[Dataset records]
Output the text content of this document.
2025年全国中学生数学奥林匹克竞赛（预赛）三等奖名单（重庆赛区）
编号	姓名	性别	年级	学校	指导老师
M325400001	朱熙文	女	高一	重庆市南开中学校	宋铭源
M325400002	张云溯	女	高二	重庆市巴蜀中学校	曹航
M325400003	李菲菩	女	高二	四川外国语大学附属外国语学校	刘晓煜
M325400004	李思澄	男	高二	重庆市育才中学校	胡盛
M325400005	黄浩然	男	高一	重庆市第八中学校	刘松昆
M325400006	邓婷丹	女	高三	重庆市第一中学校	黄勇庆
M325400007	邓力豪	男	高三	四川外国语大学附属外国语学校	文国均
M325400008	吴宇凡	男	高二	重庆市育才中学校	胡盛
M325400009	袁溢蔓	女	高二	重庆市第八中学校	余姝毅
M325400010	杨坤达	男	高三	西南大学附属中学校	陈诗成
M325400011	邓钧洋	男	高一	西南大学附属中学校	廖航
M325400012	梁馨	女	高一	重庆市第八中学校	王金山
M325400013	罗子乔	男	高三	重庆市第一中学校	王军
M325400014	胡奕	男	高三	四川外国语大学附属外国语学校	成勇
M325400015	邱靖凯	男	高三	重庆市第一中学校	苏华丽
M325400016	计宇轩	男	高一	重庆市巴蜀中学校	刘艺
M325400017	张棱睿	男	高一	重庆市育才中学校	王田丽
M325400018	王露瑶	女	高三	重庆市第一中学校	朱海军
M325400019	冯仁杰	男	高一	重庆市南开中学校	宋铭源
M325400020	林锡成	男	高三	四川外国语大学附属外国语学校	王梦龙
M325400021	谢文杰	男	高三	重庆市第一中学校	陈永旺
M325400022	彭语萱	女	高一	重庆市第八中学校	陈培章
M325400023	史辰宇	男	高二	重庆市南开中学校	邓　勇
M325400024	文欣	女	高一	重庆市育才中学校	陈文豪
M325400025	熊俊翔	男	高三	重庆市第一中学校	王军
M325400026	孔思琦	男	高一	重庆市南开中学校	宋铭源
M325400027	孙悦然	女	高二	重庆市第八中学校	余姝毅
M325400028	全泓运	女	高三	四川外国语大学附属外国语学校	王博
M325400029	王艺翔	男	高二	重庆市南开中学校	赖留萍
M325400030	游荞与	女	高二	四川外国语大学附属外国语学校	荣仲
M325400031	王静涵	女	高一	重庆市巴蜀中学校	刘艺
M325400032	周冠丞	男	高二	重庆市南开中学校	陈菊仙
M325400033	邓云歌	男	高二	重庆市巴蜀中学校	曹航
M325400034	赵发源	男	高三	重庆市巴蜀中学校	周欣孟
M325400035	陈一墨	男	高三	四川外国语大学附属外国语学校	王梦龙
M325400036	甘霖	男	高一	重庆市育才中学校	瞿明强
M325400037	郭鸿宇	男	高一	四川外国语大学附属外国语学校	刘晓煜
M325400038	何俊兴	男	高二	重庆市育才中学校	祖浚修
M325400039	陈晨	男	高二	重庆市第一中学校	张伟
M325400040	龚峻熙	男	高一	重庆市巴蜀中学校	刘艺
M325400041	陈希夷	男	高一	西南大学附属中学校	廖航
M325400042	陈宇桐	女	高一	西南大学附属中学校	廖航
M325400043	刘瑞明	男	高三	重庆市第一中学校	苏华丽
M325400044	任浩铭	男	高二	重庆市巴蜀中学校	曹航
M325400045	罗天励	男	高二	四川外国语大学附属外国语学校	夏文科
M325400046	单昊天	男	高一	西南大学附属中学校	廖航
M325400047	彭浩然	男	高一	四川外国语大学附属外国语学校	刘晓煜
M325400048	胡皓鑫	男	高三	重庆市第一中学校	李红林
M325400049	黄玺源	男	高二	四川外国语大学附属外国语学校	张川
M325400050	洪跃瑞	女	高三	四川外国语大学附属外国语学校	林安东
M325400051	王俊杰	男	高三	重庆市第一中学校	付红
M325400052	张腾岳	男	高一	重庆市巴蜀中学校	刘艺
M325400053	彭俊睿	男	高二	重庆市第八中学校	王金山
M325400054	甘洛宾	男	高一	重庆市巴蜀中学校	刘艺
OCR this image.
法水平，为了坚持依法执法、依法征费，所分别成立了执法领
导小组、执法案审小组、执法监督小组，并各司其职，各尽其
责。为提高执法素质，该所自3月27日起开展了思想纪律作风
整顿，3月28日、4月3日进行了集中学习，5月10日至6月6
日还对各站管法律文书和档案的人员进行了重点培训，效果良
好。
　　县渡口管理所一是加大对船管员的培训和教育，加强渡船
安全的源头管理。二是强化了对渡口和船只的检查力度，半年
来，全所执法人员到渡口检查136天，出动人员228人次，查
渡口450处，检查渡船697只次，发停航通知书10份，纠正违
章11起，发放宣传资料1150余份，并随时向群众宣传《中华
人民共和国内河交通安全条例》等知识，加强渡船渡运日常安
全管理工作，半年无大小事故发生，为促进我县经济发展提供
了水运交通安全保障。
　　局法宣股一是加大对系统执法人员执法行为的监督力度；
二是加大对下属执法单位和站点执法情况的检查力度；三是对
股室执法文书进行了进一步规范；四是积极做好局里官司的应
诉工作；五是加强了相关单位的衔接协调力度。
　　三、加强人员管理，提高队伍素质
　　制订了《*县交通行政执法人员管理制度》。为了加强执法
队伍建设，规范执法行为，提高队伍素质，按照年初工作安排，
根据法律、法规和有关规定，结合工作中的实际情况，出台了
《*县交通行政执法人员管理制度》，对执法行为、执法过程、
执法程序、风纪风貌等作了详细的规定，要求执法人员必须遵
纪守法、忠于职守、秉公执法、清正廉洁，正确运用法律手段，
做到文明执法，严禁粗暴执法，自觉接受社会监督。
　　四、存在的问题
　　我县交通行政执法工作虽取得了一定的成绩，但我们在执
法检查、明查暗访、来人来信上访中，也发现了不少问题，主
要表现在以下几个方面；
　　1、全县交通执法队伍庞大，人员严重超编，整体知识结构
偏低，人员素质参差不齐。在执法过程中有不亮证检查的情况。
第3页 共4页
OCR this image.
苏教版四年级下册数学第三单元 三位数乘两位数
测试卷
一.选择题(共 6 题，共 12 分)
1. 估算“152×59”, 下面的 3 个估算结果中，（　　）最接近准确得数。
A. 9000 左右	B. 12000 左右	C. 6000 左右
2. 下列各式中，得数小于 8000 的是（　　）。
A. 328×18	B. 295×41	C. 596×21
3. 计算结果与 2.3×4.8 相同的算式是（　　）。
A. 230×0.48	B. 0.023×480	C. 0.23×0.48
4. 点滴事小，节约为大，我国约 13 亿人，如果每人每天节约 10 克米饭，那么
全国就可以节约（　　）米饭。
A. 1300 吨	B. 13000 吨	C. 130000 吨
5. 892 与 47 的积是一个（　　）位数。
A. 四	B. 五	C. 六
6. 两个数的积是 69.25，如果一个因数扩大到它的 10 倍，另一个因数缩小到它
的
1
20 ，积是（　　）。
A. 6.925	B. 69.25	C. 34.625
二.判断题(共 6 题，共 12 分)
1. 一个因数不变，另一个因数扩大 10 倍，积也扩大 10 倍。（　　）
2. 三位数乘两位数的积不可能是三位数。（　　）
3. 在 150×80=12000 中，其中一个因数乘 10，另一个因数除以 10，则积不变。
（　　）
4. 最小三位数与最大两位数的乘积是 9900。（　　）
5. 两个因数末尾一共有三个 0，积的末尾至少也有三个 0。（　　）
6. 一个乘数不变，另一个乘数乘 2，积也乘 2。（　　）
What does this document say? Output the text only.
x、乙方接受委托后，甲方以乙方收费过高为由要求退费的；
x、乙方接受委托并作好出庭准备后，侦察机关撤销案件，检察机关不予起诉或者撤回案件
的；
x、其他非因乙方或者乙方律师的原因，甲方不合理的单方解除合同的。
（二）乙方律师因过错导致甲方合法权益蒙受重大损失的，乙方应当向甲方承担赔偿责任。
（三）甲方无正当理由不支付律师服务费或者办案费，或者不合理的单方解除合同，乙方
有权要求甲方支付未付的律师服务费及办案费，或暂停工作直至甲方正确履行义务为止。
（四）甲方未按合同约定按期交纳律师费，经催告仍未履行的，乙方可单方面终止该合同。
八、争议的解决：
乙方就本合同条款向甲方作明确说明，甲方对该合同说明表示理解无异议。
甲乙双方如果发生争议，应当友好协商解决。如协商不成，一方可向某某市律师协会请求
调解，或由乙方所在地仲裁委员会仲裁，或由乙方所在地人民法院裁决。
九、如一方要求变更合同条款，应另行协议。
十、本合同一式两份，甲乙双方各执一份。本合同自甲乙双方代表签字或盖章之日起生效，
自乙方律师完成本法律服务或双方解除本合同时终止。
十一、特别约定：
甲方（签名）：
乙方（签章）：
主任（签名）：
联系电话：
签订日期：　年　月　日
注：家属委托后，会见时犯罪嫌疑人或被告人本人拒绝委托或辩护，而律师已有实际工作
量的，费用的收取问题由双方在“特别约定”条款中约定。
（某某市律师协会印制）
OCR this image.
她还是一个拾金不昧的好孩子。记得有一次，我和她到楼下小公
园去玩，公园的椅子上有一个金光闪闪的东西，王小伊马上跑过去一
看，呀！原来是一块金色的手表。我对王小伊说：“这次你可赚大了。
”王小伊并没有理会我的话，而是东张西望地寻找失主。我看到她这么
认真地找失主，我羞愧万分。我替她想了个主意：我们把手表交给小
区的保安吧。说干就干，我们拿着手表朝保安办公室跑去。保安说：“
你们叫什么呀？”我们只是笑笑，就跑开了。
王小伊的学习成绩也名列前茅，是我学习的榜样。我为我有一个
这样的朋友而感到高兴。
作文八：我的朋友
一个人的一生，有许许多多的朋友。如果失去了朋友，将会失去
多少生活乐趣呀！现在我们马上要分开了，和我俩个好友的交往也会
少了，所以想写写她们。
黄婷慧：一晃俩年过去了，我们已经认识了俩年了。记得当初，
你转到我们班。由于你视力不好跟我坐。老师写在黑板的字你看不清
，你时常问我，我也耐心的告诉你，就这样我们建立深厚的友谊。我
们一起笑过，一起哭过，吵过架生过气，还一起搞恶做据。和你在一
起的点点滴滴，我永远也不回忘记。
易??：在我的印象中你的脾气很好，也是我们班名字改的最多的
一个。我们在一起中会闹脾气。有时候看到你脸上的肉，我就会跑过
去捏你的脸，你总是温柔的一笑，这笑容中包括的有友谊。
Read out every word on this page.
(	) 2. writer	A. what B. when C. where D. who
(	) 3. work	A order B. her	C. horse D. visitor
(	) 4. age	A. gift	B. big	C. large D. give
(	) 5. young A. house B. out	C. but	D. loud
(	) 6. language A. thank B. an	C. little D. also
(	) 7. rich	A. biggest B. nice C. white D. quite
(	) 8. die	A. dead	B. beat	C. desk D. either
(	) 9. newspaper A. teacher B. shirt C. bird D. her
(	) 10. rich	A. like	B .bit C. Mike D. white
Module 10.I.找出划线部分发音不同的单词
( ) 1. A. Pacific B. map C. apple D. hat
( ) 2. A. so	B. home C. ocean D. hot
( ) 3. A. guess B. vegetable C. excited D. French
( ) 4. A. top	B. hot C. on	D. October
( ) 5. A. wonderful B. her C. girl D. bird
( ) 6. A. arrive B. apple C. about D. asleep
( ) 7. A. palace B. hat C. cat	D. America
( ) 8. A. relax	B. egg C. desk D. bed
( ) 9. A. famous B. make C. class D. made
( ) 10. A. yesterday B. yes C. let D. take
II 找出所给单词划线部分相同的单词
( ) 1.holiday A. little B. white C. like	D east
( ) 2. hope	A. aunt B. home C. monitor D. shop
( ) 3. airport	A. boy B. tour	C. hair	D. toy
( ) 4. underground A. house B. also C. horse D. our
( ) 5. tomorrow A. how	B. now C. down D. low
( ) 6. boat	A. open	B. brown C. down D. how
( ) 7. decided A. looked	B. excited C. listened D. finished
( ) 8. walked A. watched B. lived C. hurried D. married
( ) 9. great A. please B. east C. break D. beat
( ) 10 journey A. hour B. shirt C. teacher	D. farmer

**Problem details:** Check each line of the entries above for the word "teacher". List the ones that have it.

**Response to the task:**
(	) 9. newspaper A. teacher B. shirt C. bird D. her
( ) 10 journey A. hour B. shirt C. teacher	D. farmer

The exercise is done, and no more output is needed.